--- The problem ---
Reproduce all records verbatim.

--- Records to process ---

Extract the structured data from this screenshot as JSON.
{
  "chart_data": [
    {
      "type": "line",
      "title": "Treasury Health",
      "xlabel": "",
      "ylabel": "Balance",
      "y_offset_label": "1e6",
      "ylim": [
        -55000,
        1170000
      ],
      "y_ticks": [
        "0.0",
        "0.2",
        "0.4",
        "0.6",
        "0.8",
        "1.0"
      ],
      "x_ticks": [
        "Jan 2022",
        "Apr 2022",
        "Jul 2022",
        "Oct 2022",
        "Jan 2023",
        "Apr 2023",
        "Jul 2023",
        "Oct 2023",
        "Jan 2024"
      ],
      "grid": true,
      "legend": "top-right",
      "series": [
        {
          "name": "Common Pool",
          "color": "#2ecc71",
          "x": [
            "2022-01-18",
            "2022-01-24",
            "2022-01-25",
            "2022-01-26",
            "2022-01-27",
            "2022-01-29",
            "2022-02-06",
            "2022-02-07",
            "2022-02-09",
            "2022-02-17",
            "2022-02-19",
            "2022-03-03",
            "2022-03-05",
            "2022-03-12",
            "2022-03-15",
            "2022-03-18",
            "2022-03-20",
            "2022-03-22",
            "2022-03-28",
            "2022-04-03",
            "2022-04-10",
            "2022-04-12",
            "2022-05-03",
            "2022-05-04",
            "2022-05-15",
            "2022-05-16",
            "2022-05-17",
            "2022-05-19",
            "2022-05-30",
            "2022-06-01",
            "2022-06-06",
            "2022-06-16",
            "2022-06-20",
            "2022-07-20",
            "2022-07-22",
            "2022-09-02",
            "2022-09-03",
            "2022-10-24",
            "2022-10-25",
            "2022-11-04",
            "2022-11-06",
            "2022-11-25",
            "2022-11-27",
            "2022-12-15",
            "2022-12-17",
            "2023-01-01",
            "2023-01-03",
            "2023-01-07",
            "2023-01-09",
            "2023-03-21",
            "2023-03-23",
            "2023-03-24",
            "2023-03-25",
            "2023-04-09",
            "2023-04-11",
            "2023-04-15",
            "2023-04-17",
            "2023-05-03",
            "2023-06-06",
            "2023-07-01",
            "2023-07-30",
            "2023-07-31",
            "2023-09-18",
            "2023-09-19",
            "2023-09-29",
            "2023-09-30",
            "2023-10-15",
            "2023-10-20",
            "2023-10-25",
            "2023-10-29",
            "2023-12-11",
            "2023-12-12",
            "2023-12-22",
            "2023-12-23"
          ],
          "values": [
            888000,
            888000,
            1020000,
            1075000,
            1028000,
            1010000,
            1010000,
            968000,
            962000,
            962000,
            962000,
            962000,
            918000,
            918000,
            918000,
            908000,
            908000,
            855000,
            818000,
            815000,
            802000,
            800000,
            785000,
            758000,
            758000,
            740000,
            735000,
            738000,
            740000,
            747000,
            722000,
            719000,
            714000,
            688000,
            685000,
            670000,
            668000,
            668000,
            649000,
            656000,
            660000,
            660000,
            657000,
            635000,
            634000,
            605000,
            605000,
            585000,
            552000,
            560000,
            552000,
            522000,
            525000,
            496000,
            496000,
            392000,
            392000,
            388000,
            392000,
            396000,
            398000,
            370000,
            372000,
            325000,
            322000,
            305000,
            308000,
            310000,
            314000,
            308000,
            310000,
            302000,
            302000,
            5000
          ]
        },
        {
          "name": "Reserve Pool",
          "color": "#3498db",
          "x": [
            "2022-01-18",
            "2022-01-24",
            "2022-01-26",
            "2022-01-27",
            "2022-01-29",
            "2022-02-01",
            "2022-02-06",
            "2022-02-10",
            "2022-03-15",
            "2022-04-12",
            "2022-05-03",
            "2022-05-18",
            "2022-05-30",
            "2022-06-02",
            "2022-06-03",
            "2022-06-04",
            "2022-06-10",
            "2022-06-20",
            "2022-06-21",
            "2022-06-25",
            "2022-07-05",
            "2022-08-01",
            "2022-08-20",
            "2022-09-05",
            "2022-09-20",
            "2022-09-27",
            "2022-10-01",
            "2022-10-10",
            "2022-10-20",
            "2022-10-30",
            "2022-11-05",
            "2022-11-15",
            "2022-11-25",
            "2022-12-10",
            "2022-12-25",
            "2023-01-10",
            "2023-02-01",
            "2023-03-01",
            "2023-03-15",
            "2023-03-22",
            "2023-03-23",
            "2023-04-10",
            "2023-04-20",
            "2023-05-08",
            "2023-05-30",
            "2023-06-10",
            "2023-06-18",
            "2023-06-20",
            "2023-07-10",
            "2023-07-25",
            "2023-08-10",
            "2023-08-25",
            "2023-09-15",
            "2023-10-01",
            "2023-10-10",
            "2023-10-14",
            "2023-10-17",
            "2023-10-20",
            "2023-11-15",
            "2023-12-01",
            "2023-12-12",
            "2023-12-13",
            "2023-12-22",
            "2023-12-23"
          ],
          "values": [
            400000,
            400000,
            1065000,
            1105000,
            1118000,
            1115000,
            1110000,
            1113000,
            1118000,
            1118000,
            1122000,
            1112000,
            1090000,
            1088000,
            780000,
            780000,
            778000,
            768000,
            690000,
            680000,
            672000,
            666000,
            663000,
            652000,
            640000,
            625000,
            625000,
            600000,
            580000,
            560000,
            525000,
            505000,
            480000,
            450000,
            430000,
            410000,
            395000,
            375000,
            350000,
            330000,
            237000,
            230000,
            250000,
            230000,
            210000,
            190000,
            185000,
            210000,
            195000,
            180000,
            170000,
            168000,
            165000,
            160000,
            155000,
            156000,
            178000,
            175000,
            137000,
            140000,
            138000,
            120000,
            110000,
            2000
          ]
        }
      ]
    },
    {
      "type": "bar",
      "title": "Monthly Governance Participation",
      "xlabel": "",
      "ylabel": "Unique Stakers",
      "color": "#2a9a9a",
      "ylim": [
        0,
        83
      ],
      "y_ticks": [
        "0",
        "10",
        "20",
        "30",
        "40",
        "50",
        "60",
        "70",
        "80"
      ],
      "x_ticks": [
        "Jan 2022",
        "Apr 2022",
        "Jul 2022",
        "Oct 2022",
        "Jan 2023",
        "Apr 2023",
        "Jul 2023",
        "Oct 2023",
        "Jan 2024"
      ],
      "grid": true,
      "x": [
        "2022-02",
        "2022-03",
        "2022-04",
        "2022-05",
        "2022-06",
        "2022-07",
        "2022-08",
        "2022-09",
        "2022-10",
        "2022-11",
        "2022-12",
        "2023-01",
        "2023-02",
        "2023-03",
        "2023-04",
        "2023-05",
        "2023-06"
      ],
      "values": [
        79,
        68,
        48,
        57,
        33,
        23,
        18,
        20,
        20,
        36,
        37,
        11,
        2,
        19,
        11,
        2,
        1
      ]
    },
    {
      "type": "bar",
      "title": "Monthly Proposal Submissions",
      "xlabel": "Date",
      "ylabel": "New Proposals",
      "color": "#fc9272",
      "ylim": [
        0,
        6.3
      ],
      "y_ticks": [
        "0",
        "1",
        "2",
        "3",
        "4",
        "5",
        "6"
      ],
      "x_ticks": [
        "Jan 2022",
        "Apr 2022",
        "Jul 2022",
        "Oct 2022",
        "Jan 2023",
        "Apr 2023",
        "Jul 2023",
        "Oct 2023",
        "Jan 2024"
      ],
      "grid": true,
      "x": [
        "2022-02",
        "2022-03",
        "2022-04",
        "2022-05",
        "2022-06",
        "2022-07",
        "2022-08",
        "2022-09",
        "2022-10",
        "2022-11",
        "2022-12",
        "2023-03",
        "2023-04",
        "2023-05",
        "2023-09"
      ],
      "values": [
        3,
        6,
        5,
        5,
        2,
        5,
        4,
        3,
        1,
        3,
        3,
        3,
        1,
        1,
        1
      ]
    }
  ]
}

--- Expected answer ---
Extract the structured data from this screenshot as JSON.
{
  "chart_data": [
    {
      "type": "line",
      "title": "Treasury Health",
      "xlabel": "",
      "ylabel": "Balance",
      "y_offset_label": "1e6",
      "ylim": [
        -55000,
        1170000
      ],
      "y_ticks": [
        "0.0",
        "0.2",
        "0.4",
        "0.6",
        "0.8",
        "1.0"
      ],
      "x_ticks": [
        "Jan 2022",
        "Apr 2022",
        "Jul 2022",
        "Oct 2022",
        "Jan 2023",
        "Apr 2023",
        "Jul 2023",
        "Oct 2023",
        "Jan 2024"
      ],
      "grid": true,
      "legend": "top-right",
      "series": [
        {
          "name": "Common Pool",
          "color": "#2ecc71",
          "x": [
            "2022-01-18",
            "2022-01-24",
            "2022-01-25",
            "2022-01-26",
            "2022-01-27",
            "2022-01-29",
            "2022-02-06",
            "2022-02-07",
            "2022-02-09",
            "2022-02-17",
            "2022-02-19",
            "2022-03-03",
            "2022-03-05",
            "2022-03-12",
            "2022-03-15",
            "2022-03-18",
            "2022-03-20",
            "2022-03-22",
            "2022-03-28",
            "2022-04-03",
            "2022-04-10",
            "2022-04-12",
            "2022-05-03",
            "2022-05-04",
            "2022-05-15",
            "2022-05-16",
            "2022-05-17",
            "2022-05-19",
            "2022-05-30",
            "2022-06-01",
            "2022-06-06",
            "2022-06-16",
            "2022-06-20",
            "2022-07-20",
            "2022-07-22",
            "2022-09-02",
            "2022-09-03",
            "2022-10-24",
            "2022-10-25",
            "2022-11-04",
            "2022-11-06",
            "2022-11-25",
            "2022-11-27",
            "2022-12-15",
            "2022-12-17",
            "2023-01-01",
            "2023-01-03",
            "2023-01-07",
            "2023-01-09",
            "2023-03-21",
            "2023-03-23",
            "2023-03-24",
            "2023-03-25",
            "2023-04-09",
            "2023-04-11",
            "2023-04-15",
            "2023-04-17",
            "2023-05-03",
            "2023-06-06",
            "2023-07-01",
            "2023-07-30",
            "2023-07-31",
            "2023-09-18",
            "2023-09-19",
            "2023-09-29",
            "2023-09-30",
            "2023-10-15",
            "2023-10-20",
            "2023-10-25",
            "2023-10-29",
            "2023-12-11",
            "2023-12-12",
            "2023-12-22",
            "2023-12-23"
          ],
          "values": [
            888000,
            888000,
            1020000,
            1075000,
            1028000,
            1010000,
            1010000,
            968000,
            962000,
            962000,
            962000,
            962000,
            918000,
            918000,
            918000,
            908000,
            908000,
            855000,
            818000,
            815000,
            802000,
            800000,
            785000,
            758000,
            758000,
            740000,
            735000,
            738000,
            740000,
            747000,
            722000,
            719000,
            714000,
            688000,
            685000,
            670000,
            668000,
            668000,
            649000,
            656000,
            660000,
            660000,
            657000,
            635000,
            634000,
            605000,
            605000,
            585000,
            552000,
            560000,
            552000,
            522000,
            525000,
            496000,
            496000,
            392000,
            392000,
            388000,
            392000,
            396000,
            398000,
            370000,
            372000,
            325000,
            322000,
            305000,
            308000,
            310000,
            314000,
            308000,
            310000,
            302000,
            302000,
            5000
          ]
        },
        {
          "name": "Reserve Pool",
          "color": "#3498db",
          "x": [
            "2022-01-18",
            "2022-01-24",
            "2022-01-26",
            "2022-01-27",
            "2022-01-29",
            "2022-02-01",
            "2022-02-06",
            "2022-02-10",
            "2022-03-15",
            "2022-04-12",
            "2022-05-03",
            "2022-05-18",
            "2022-05-30",
            "2022-06-02",
            "2022-06-03",
            "2022-06-04",
            "2022-06-10",
            "2022-06-20",
            "2022-06-21",
            "2022-06-25",
            "2022-07-05",
            "2022-08-01",
            "2022-08-20",
            "2022-09-05",
            "2022-09-20",
            "2022-09-27",
            "2022-10-01",
            "2022-10-10",
            "2022-10-20",
            "2022-10-30",
            "2022-11-05",
            "2022-11-15",
            "2022-11-25",
            "2022-12-10",
            "2022-12-25",
            "2023-01-10",
            "2023-02-01",
            "2023-03-01",
            "2023-03-15",
            "2023-03-22",
            "2023-03-23",
            "2023-04-10",
            "2023-04-20",
            "2023-05-08",
            "2023-05-30",
            "2023-06-10",
            "2023-06-18",
            "2023-06-20",
            "2023-07-10",
            "2023-07-25",
            "2023-08-10",
            "2023-08-25",
            "2023-09-15",
            "2023-10-01",
            "2023-10-10",
            "2023-10-14",
            "2023-10-17",
            "2023-10-20",
            "2023-11-15",
            "2023-12-01",
            "2023-12-12",
            "2023-12-13",
            "2023-12-22",
            "2023-12-23"
          ],
          "values": [
            400000,
            400000,
            1065000,
            1105000,
            1118000,
            1115000,
            1110000,
            1113000,
            1118000,
            1118000,
            1122000,
            1112000,
            1090000,
            1088000,
            780000,
            780000,
            778000,
            768000,
            690000,
            680000,
            672000,
            666000,
            663000,
            652000,
            640000,
            625000,
            625000,
            600000,
            580000,
            560000,
            525000,
            505000,
            480000,
            450000,
            430000,
            410000,
            395000,
            375000,
            350000,
            330000,
            237000,
            230000,
            250000,
            230000,
            210000,
            190000,
            185000,
            210000,
            195000,
            180000,
            170000,
            168000,
            165000,
            160000,
            155000,
            156000,
            178000,
            175000,
            137000,
            140000,
            138000,
            120000,
            110000,
            2000
          ]
        }
      ]
    },
    {
      "type": "bar",
      "title": "Monthly Governance Participation",
      "xlabel": "",
      "ylabel": "Unique Stakers",
      "color": "#2a9a9a",
      "ylim": [
        0,
        83
      ],
      "y_ticks": [
        "0",
        "10",
        "20",
        "30",
        "40",
        "50",
        "60",
        "70",
        "80"
      ],
      "x_ticks": [
        "Jan 2022",
        "Apr 2022",
        "Jul 2022",
        "Oct 2022",
        "Jan 2023",
        "Apr 2023",
        "Jul 2023",
        "Oct 2023",
        "Jan 2024"
      ],
      "grid": true,
      "x": [
        "2022-02",
        "2022-03",
        "2022-04",
        "2022-05",
        "2022-06",
        "2022-07",
        "2022-08",
        "2022-09",
        "2022-10",
        "2022-11",
        "2022-12",
        "2023-01",
        "2023-02",
        "2023-03",
        "2023-04",
        "2023-05",
        "2023-06"
      ],
      "values": [
        79,
        68,
        48,
        57,
        33,
        23,
        18,
        20,
        20,
        36,
        37,
        11,
        2,
        19,
        11,
        2,
        1
      ]
    },
    {
      "type": "bar",
      "title": "Monthly Proposal Submissions",
      "xlabel": "Date",
      "ylabel": "New Proposals",
      "color": "#fc9272",
      "ylim": [
        0,
        6.3
      ],
      "y_ticks": [
        "0",
        "1",
        "2",
        "3",
        "4",
        "5",
        "6"
      ],
      "x_ticks": [
        "Jan 2022",
        "Apr 2022",
        "Jul 2022",
        "Oct 2022",
        "Jan 2023",
        "Apr 2023",
        "Jul 2023",
        "Oct 2023",
        "Jan 2024"
      ],
      "grid": true,
      "x": [
        "2022-02",
        "2022-03",
        "2022-04",
        "2022-05",
        "2022-06",
        "2022-07",
        "2022-08",
        "2022-09",
        "2022-10",
        "2022-11",
        "2022-12",
        "2023-03",
        "2023-04",
        "2023-05",
        "2023-09"
      ],
      "values": [
        3,
        6,
        5,
        5,
        2,
        5,
        4,
        3,
        1,
        3,
        3,
        3,
        1,
        1,
        1
      ]
    }
  ]
}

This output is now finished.